DO THIS -> Print the data exactly as it is given, please.

SUPPLIED MATERIAL ->
────────────────

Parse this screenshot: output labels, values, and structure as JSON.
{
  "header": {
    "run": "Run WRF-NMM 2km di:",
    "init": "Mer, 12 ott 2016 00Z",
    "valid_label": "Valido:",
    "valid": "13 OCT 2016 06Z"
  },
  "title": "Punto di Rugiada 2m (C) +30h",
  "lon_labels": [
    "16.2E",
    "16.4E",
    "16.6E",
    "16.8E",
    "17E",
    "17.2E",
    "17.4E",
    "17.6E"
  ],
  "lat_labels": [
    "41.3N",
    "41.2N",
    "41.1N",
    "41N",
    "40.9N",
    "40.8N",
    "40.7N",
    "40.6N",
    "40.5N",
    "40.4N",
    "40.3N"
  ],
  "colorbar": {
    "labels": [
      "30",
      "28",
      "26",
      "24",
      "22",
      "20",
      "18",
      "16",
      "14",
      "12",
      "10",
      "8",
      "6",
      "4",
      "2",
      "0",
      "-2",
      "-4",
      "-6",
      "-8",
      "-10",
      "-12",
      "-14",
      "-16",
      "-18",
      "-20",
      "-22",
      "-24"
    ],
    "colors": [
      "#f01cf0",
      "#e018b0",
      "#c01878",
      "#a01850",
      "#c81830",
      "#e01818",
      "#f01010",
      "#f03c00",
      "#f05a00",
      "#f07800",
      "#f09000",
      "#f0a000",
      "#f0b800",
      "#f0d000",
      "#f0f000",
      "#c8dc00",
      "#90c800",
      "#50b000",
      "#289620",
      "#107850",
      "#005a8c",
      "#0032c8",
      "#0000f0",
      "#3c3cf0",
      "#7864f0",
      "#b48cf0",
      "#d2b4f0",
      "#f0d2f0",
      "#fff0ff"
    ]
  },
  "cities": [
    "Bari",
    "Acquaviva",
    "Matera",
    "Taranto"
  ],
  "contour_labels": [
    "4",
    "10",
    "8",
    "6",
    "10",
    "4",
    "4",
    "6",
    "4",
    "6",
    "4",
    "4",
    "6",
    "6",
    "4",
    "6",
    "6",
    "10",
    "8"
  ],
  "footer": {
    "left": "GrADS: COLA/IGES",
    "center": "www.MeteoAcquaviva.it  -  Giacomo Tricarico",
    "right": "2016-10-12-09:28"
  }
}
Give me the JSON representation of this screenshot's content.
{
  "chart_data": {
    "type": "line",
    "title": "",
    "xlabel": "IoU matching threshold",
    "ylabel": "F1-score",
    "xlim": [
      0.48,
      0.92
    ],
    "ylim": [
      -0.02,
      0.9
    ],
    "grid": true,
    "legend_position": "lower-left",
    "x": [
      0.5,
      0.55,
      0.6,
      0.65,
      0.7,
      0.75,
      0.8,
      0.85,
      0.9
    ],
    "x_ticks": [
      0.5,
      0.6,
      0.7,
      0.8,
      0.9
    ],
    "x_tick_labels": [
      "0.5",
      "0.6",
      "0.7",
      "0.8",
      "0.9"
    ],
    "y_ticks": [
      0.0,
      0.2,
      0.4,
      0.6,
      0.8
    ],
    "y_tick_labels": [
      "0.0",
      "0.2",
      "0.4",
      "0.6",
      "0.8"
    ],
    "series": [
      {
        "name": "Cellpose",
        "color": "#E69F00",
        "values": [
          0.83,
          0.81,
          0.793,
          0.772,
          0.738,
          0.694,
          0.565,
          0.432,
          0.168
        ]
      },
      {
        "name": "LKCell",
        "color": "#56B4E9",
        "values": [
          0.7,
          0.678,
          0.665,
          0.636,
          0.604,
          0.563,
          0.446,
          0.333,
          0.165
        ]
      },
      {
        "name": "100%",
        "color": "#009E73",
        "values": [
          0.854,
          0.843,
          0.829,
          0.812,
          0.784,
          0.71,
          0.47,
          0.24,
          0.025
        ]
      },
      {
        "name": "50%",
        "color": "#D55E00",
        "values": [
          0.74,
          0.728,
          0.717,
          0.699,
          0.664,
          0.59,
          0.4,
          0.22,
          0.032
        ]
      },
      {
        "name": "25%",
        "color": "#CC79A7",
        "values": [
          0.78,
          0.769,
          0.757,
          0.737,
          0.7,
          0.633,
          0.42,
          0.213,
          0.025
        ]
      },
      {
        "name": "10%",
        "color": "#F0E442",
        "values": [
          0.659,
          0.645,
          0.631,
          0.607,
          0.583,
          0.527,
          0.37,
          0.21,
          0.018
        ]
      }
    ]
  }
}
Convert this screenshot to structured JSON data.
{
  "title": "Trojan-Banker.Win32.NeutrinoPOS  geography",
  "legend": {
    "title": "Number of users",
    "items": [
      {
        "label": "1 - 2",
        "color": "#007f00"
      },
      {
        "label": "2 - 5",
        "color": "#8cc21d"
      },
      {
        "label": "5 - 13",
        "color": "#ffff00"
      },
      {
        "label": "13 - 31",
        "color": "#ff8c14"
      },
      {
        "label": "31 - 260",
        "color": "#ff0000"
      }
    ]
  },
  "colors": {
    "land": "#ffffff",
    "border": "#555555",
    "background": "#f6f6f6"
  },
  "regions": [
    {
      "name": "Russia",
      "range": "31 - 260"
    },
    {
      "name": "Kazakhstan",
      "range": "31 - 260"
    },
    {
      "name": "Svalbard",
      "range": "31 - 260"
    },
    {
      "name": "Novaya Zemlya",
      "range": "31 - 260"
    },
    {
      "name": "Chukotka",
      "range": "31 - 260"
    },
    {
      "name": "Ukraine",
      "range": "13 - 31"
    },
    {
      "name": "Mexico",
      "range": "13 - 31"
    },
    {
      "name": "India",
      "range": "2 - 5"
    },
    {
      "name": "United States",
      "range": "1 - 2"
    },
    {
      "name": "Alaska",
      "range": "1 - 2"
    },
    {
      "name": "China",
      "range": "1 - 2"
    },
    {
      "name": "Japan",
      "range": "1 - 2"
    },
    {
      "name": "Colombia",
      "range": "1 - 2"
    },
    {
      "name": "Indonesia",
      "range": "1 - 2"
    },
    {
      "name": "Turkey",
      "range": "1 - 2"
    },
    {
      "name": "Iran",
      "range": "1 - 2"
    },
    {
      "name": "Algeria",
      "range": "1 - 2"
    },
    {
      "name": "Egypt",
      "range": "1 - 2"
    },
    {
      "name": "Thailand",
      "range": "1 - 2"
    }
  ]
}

────────────────

ANSWER TO THE TASK ->
Parse this screenshot: output labels, values, and structure as JSON.
{
  "header": {
    "run": "Run WRF-NMM 2km di:",
    "init": "Mer, 12 ott 2016 00Z",
    "valid_label": "Valido:",
    "valid": "13 OCT 2016 06Z"
  },
  "title": "Punto di Rugiada 2m (C) +30h",
  "lon_labels": [
    "16.2E",
    "16.4E",
    "16.6E",
    "16.8E",
    "17E",
    "17.2E",
    "17.4E",
    "17.6E"
  ],
  "lat_labels": [
    "41.3N",
    "41.2N",
    "41.1N",
    "41N",
    "40.9N",
    "40.8N",
    "40.7N",
    "40.6N",
    "40.5N",
    "40.4N",
    "40.3N"
  ],
  "colorbar": {
    "labels": [
      "30",
      "28",
      "26",
      "24",
      "22",
      "20",
      "18",
      "16",
      "14",
      "12",
      "10",
      "8",
      "6",
      "4",
      "2",
      "0",
      "-2",
      "-4",
      "-6",
      "-8",
      "-10",
      "-12",
      "-14",
      "-16",
      "-18",
      "-20",
      "-22",
      "-24"
    ],
    "colors": [
      "#f01cf0",
      "#e018b0",
      "#c01878",
      "#a01850",
      "#c81830",
      "#e01818",
      "#f01010",
      "#f03c00",
      "#f05a00",
      "#f07800",
      "#f09000",
      "#f0a000",
      "#f0b800",
      "#f0d000",
      "#f0f000",
      "#c8dc00",
      "#90c800",
      "#50b000",
      "#289620",
      "#107850",
      "#005a8c",
      "#0032c8",
      "#0000f0",
      "#3c3cf0",
      "#7864f0",
      "#b48cf0",
      "#d2b4f0",
      "#f0d2f0",
      "#fff0ff"
    ]
  },
  "cities": [
    "Bari",
    "Acquaviva",
    "Matera",
    "Taranto"
  ],
  "contour_labels": [
    "4",
    "10",
    "8",
    "6",
    "10",
    "4",
    "4",
    "6",
    "4",
    "6",
    "4",
    "4",
    "6",
    "6",
    "4",
    "6",
    "6",
    "10",
    "8"
  ],
  "footer": {
    "left": "GrADS: COLA/IGES",
    "center": "www.MeteoAcquaviva.it  -  Giacomo Tricarico",
    "right": "2016-10-12-09:28"
  }
}
Give me the JSON representation of this screenshot's content.
{
  "chart_data": {
    "type": "line",
    "title": "",
    "xlabel": "IoU matching threshold",
    "ylabel": "F1-score",
    "xlim": [
      0.48,
      0.92
    ],
    "ylim": [
      -0.02,
      0.9
    ],
    "grid": true,
    "legend_position": "lower-left",
    "x": [
      0.5,
      0.55,
      0.6,
      0.65,
      0.7,
      0.75,
      0.8,
      0.85,
      0.9
    ],
    "x_ticks": [
      0.5,
      0.6,
      0.7,
      0.8,
      0.9
    ],
    "x_tick_labels": [
      "0.5",
      "0.6",
      "0.7",
      "0.8",
      "0.9"
    ],
    "y_ticks": [
      0.0,
      0.2,
      0.4,
      0.6,
      0.8
    ],
    "y_tick_labels": [
      "0.0",
      "0.2",
      "0.4",
      "0.6",
      "0.8"
    ],
    "series": [
      {
        "name": "Cellpose",
        "color": "#E69F00",
        "values": [
          0.83,
          0.81,
          0.793,
          0.772,
          0.738,
          0.694,
          0.565,
          0.432,
          0.168
        ]
      },
      {
        "name": "LKCell",
        "color": "#56B4E9",
        "values": [
          0.7,
          0.678,
          0.665,
          0.636,
          0.604,
          0.563,
          0.446,
          0.333,
          0.165
        ]
      },
      {
        "name": "100%",
        "color": "#009E73",
        "values": [
          0.854,
          0.843,
          0.829,
          0.812,
          0.784,
          0.71,
          0.47,
          0.24,
          0.025
        ]
      },
      {
        "name": "50%",
        "color": "#D55E00",
        "values": [
          0.74,
          0.728,
          0.717,
          0.699,
          0.664,
          0.59,
          0.4,
          0.22,
          0.032
        ]
      },
      {
        "name": "25%",
        "color": "#CC79A7",
        "values": [
          0.78,
          0.769,
          0.757,
          0.737,
          0.7,
          0.633,
          0.42,
          0.213,
          0.025
        ]
      },
      {
        "name": "10%",
        "color": "#F0E442",
        "values": [
          0.659,
          0.645,
          0.631,
          0.607,
          0.583,
          0.527,
          0.37,
          0.21,
          0.018
        ]
      }
    ]
  }
}
Convert this screenshot to structured JSON data.
{
  "title": "Trojan-Banker.Win32.NeutrinoPOS  geography",
  "legend": {
    "title": "Number of users",
    "items": [
      {
        "label": "1 - 2",
        "color": "#007f00"
      },
      {
        "label": "2 - 5",
        "color": "#8cc21d"
      },
      {
        "label": "5 - 13",
        "color": "#ffff00"
      },
      {
        "label": "13 - 31",
        "color": "#ff8c14"
      },
      {
        "label": "31 - 260",
        "color": "#ff0000"
      }
    ]
  },
  "colors": {
    "land": "#ffffff",
    "border": "#555555",
    "background": "#f6f6f6"
  },
  "regions": [
    {
      "name": "Russia",
      "range": "31 - 260"
    },
    {
      "name": "Kazakhstan",
      "range": "31 - 260"
    },
    {
      "name": "Svalbard",
      "range": "31 - 260"
    },
    {
      "name": "Novaya Zemlya",
      "range": "31 - 260"
    },
    {
      "name": "Chukotka",
      "range": "31 - 260"
    },
    {
      "name": "Ukraine",
      "range": "13 - 31"
    },
    {
      "name": "Mexico",
      "range": "13 - 31"
    },
    {
      "name": "India",
      "range": "2 - 5"
    },
    {
      "name": "United States",
      "range": "1 - 2"
    },
    {
      "name": "Alaska",
      "range": "1 - 2"
    },
    {
      "name": "China",
      "range": "1 - 2"
    },
    {
      "name": "Japan",
      "range": "1 - 2"
    },
    {
      "name": "Colombia",
      "range": "1 - 2"
    },
    {
      "name": "Indonesia",
      "range": "1 - 2"
    },
    {
      "name": "Turkey",
      "range": "1 - 2"
    },
    {
      "name": "Iran",
      "range": "1 - 2"
    },
    {
      "name": "Algeria",
      "range": "1 - 2"
    },
    {
      "name": "Egypt",
      "range": "1 - 2"
    },
    {
      "name": "Thailand",
      "range": "1 - 2"
    }
  ]
}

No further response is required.